TRABAJO REQUERIDO
A: Según el texto sobre las dos familias chinas del barrio, ¿qué tipo de restaurante era antes el de la primera familia?
B: Resume en forma de lista el párrafo del texto sobre las dos familias chinas que empieza con «La otra familia regenta», conservando sus datos principales.
C: Continúa el texto sobre las dos familias chinas del barrio a partir de su última frase.

TEXTO DE ESTUDIO
◆ ◆ ◆ ◆ ◆ ◆ ◆

Una de las familias es la propietaria de un restaurante. Antes chino y ahora japonés. Como muy hábiles comerciantes que son, han subido subirse a la moda del sushi. Por algo la china es la única comunidad de inmigrantes con amplia mayoría de autónomos. Ahora el restaurante está cerrado. Un cartel, aparecido a primeros de enero, reza así: Cerramos un mes por año nuevo de China. Disculpen la molestia (abrimos en febrero). El negocio debe de ir muy bien, quien pillara un mes de vacaciones al otro lado del mundo, pensamos los suspicaces vecinos. Febrero ya está bien avanzado y no han vuelto.

La otra familia regenta el clásico colmado abierto todos los días del año de estrella a estrella. Incluso cocinan y comen allí, a juzgar por el embriagante olor a col hervida, El establecimiento resulta indispensable para urgencias de última hora, chucherías o cerveza fría. Las tiendas chinas, a diferencia de los comercios del resto del mundo, no tienen escaparates. La única alarma la ofrece una persiana metálica que jamás habíamos visto bajada. No han dejado cartel alguno, pero siendo chinos y en esta época del año, no es difícil deducir que, céntimo a céntimo, habían conseguido ahorrar para volver a su país a celebrar el año nuevo. Abrirán en febrero, supusimos los vecinos, pero no han vuelto.

◆ ◆ ◆ ◆ ◆ ◆ ◆

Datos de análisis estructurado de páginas

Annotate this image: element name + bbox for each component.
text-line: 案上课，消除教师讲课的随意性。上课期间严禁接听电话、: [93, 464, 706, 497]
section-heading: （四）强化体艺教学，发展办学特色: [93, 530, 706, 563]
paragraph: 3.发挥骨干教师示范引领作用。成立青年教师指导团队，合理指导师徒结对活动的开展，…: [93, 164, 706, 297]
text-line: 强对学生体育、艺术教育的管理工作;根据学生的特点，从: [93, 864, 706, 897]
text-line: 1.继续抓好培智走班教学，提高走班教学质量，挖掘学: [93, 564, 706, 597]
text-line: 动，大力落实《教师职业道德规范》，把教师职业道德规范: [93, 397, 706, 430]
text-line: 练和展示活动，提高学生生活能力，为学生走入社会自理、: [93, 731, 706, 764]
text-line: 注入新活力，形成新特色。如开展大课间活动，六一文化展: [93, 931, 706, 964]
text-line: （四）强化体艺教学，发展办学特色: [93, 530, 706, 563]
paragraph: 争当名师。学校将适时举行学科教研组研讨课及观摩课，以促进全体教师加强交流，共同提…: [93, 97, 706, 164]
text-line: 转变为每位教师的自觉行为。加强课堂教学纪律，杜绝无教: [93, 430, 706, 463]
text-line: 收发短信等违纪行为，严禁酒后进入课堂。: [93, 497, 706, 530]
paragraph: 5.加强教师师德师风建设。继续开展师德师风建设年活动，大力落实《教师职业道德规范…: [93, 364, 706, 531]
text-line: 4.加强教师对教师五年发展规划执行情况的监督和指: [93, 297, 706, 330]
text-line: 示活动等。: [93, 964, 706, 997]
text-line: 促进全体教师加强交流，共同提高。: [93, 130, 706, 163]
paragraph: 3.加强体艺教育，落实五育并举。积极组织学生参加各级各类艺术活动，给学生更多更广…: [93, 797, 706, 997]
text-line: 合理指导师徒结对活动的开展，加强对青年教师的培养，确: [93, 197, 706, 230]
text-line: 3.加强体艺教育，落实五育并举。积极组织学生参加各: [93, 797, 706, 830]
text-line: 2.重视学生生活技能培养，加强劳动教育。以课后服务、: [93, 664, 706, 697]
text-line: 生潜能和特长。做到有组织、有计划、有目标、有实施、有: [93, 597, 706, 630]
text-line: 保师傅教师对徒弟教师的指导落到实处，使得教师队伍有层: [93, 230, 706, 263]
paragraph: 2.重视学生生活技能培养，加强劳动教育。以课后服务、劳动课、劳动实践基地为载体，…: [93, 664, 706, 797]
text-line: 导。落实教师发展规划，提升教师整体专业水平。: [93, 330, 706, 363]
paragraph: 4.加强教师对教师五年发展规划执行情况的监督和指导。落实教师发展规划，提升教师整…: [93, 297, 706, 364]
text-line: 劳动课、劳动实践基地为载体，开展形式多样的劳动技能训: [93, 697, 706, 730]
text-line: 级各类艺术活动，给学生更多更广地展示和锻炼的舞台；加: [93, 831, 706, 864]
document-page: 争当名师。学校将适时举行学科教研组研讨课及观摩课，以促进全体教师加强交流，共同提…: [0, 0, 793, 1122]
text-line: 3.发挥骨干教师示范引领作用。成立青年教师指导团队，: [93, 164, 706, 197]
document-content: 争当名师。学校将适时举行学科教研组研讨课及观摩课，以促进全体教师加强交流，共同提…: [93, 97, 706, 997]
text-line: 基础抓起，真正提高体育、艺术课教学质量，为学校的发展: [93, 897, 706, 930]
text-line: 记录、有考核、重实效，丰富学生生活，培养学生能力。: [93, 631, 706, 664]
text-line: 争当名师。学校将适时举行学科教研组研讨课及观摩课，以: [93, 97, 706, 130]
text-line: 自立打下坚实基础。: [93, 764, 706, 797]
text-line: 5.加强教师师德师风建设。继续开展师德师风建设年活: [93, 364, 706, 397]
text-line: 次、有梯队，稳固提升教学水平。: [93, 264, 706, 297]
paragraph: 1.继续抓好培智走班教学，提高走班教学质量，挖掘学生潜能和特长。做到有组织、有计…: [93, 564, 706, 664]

◆ ◆ ◆ ◆ ◆ ◆ ◆

RESPUESTAS
A: Era un restaurante chino.

B:
- La otra familia regenta un colmado abierto todos los días del año, de estrella a estrella.
- Por el fuerte olor a col hervida, parece que incluso cocinan y comen allí.
- La tienda resulta indispensable para urgencias de última hora, chucherías o cerveza fría, y no tiene escaparate.
- Ahora está bajada la persiana metálica, que los vecinos nunca habían visto así, y no han dejado ningún cartel.
- Los vecinos dedujeron que la familia había ahorrado para celebrar el año nuevo en su país y supusieron que abriría en febrero, pero no ha vuelto.

C:
La crisis del coronavirus nos ha hecho fijarnos en nuestros vecinos chinos. Son muy cautos, poco comunicativos y viven encerrados en su mundo. Pese a que en Madrid hay más de 60.000, es difícil encontrarlos en un lugar de recreo, ni en el fútbol, ni en el cine, ni en un restaurante que no sea chino. No conviene confundirlos con sus compatriotas turistas, que se mueven en riadas que inundan la calle Serrano o las tiendas de lujo de El Corte Inglés.

El vacío que han dejado nuestros chinos me lleva al fantasmagórico barrio chino de La Habana. El guía cubano siempre hace el mismo chiste cuando el visitante pasa ante la que fuera la chinatown más próspera del mundo, tras la de San Francisco: "Aquí, el único barrio chino sin chinos". No hay más explicación. ¿Se esfumaron? El viajero ha de enterarse por su cuenta de que hasta 250.000 chinos llegaron a vivir en unas pocas manzanas, las más festivas y prósperas de La Habana de entonces. Y en esto, llegó la revolución, y con ella las expropiaciones. La inmensa mayoría de los chinos, pequeños capitalistas y nacionalistas, huyeron a Estados Unidos. Hoy se intenta revitalizar el barrio con un descomunal arco oriental a la entrada y la apertura de restaurantes cantoneses regentados por camareros caribeños. Hoy apenas si quedan entre cien y doscientos chinos en toda Cuba.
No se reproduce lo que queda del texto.